---------- RECORDS SHOWN

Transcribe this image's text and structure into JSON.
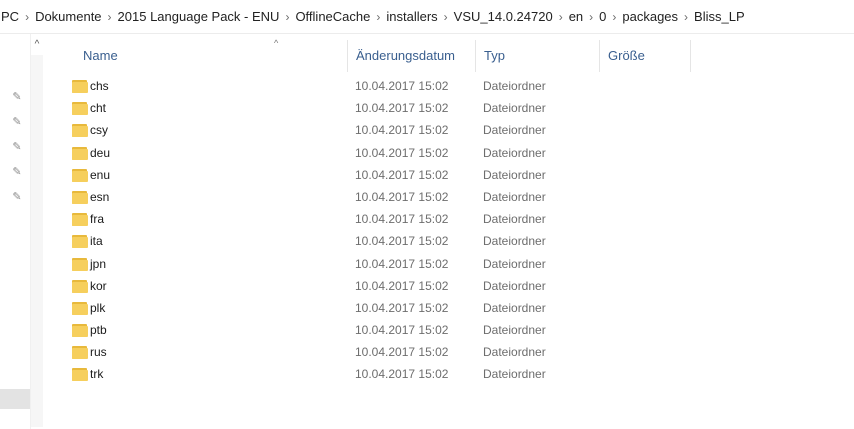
{
  "breadcrumb": [
    "PC",
    "Dokumente",
    "2015 Language Pack - ENU",
    "OfflineCache",
    "installers",
    "VSU_14.0.24720",
    "en",
    "0",
    "packages",
    "Bliss_LP"
  ],
  "breadcrumb_separator": "›",
  "columns": {
    "name": "Name",
    "date": "Änderungsdatum",
    "type": "Typ",
    "size": "Größe"
  },
  "sort_indicator": "^",
  "nav_scroll_up": "^",
  "files": [
    {
      "name": "chs",
      "date": "10.04.2017 15:02",
      "type": "Dateiordner"
    },
    {
      "name": "cht",
      "date": "10.04.2017 15:02",
      "type": "Dateiordner"
    },
    {
      "name": "csy",
      "date": "10.04.2017 15:02",
      "type": "Dateiordner"
    },
    {
      "name": "deu",
      "date": "10.04.2017 15:02",
      "type": "Dateiordner"
    },
    {
      "name": "enu",
      "date": "10.04.2017 15:02",
      "type": "Dateiordner"
    },
    {
      "name": "esn",
      "date": "10.04.2017 15:02",
      "type": "Dateiordner"
    },
    {
      "name": "fra",
      "date": "10.04.2017 15:02",
      "type": "Dateiordner"
    },
    {
      "name": "ita",
      "date": "10.04.2017 15:02",
      "type": "Dateiordner"
    },
    {
      "name": "jpn",
      "date": "10.04.2017 15:02",
      "type": "Dateiordner"
    },
    {
      "name": "kor",
      "date": "10.04.2017 15:02",
      "type": "Dateiordner"
    },
    {
      "name": "plk",
      "date": "10.04.2017 15:02",
      "type": "Dateiordner"
    },
    {
      "name": "ptb",
      "date": "10.04.2017 15:02",
      "type": "Dateiordner"
    },
    {
      "name": "rus",
      "date": "10.04.2017 15:02",
      "type": "Dateiordner"
    },
    {
      "name": "trk",
      "date": "10.04.2017 15:02",
      "type": "Dateiordner"
    }
  ],
  "icons": {
    "folder": "folder-icon",
    "pin": "pin-icon"
  },
  "colors": {
    "folder": "#f6cf5d",
    "header_text": "#3a5f8f"
  }
}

--------------------

- _WHAT TO PRODUCE_: Write out the records above once more, word for word, with no pictures.

- _SOLUTION BELOW_:
Transcribe this image's text and structure into JSON.
{
  "breadcrumb": [
    "PC",
    "Dokumente",
    "2015 Language Pack - ENU",
    "OfflineCache",
    "installers",
    "VSU_14.0.24720",
    "en",
    "0",
    "packages",
    "Bliss_LP"
  ],
  "breadcrumb_separator": "›",
  "columns": {
    "name": "Name",
    "date": "Änderungsdatum",
    "type": "Typ",
    "size": "Größe"
  },
  "sort_indicator": "^",
  "nav_scroll_up": "^",
  "files": [
    {
      "name": "chs",
      "date": "10.04.2017 15:02",
      "type": "Dateiordner"
    },
    {
      "name": "cht",
      "date": "10.04.2017 15:02",
      "type": "Dateiordner"
    },
    {
      "name": "csy",
      "date": "10.04.2017 15:02",
      "type": "Dateiordner"
    },
    {
      "name": "deu",
      "date": "10.04.2017 15:02",
      "type": "Dateiordner"
    },
    {
      "name": "enu",
      "date": "10.04.2017 15:02",
      "type": "Dateiordner"
    },
    {
      "name": "esn",
      "date": "10.04.2017 15:02",
      "type": "Dateiordner"
    },
    {
      "name": "fra",
      "date": "10.04.2017 15:02",
      "type": "Dateiordner"
    },
    {
      "name": "ita",
      "date": "10.04.2017 15:02",
      "type": "Dateiordner"
    },
    {
      "name": "jpn",
      "date": "10.04.2017 15:02",
      "type": "Dateiordner"
    },
    {
      "name": "kor",
      "date": "10.04.2017 15:02",
      "type": "Dateiordner"
    },
    {
      "name": "plk",
      "date": "10.04.2017 15:02",
      "type": "Dateiordner"
    },
    {
      "name": "ptb",
      "date": "10.04.2017 15:02",
      "type": "Dateiordner"
    },
    {
      "name": "rus",
      "date": "10.04.2017 15:02",
      "type": "Dateiordner"
    },
    {
      "name": "trk",
      "date": "10.04.2017 15:02",
      "type": "Dateiordner"
    }
  ],
  "icons": {
    "folder": "folder-icon",
    "pin": "pin-icon"
  },
  "colors": {
    "folder": "#f6cf5d",
    "header_text": "#3a5f8f"
  }
}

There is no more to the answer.